(Saved data entries)
╔══

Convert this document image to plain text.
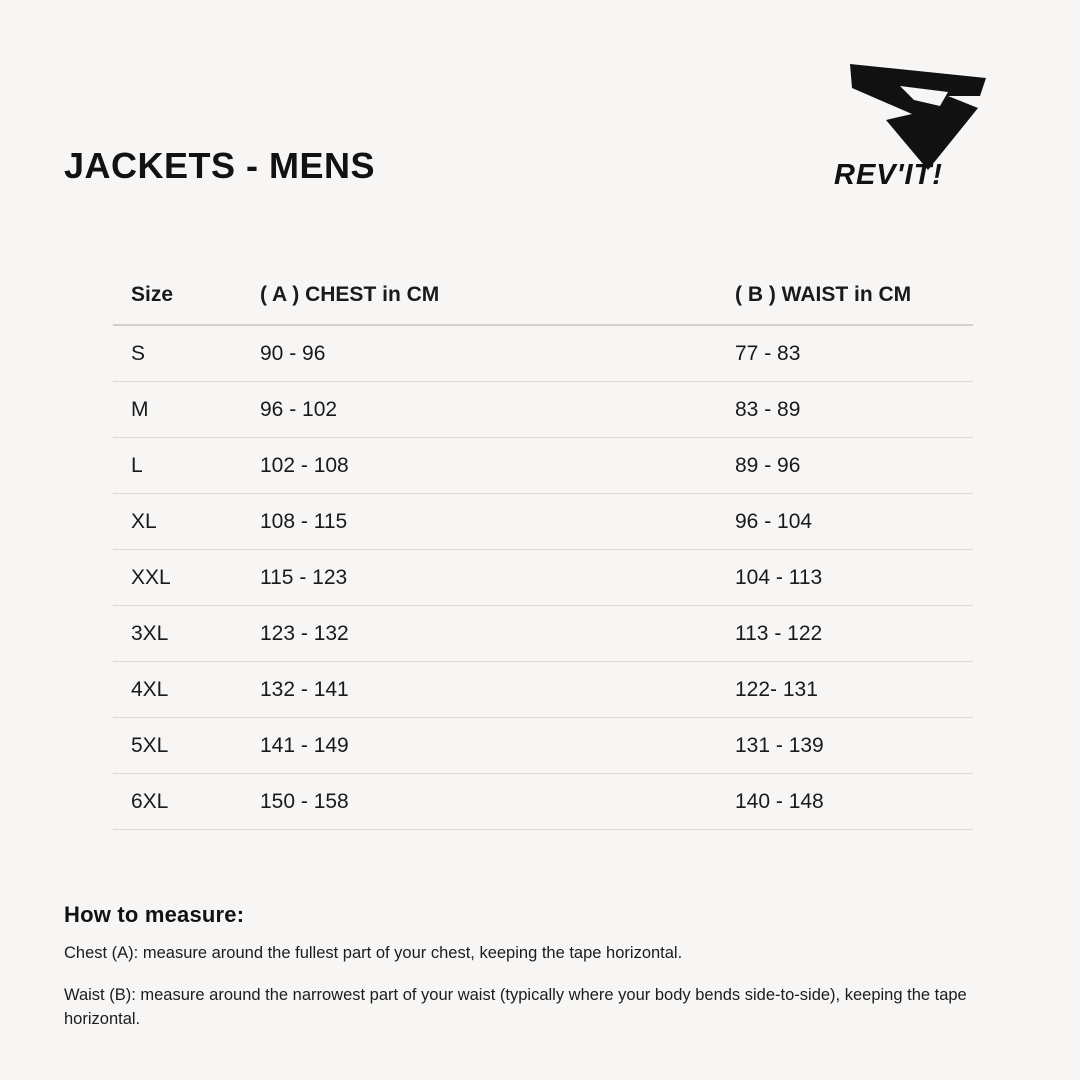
JACKETS - MENS	REV'IT!
Size	( A ) CHEST in CM	( B ) WAIST in CM
S	90 - 96	77 - 83
M	96 - 102	83 - 89
L	102 - 108	89 - 96
XL	108 - 115	96 - 104
XXL	115 - 123	104 - 113
3XL	123 - 132	113 - 122
4XL	132 - 141	122- 131
5XL	141 - 149	131 - 139
6XL	150 - 158	140 - 148
How to measure:

Chest (A): measure around the fullest part of your chest, keeping the tape horizontal.

Waist (B): measure around the narrowest part of your waist (typically where your body bends side-to-side), keeping the tape horizontal.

╚══

• The problem
Extract every line from the records above that contains the word "keeping".

• Correct response
Chest (A): measure around the fullest part of your chest, keeping the tape horizontal.
Waist (B): measure around the narrowest part of your waist (typically where your body bends side-to-side), keeping the tape horizontal.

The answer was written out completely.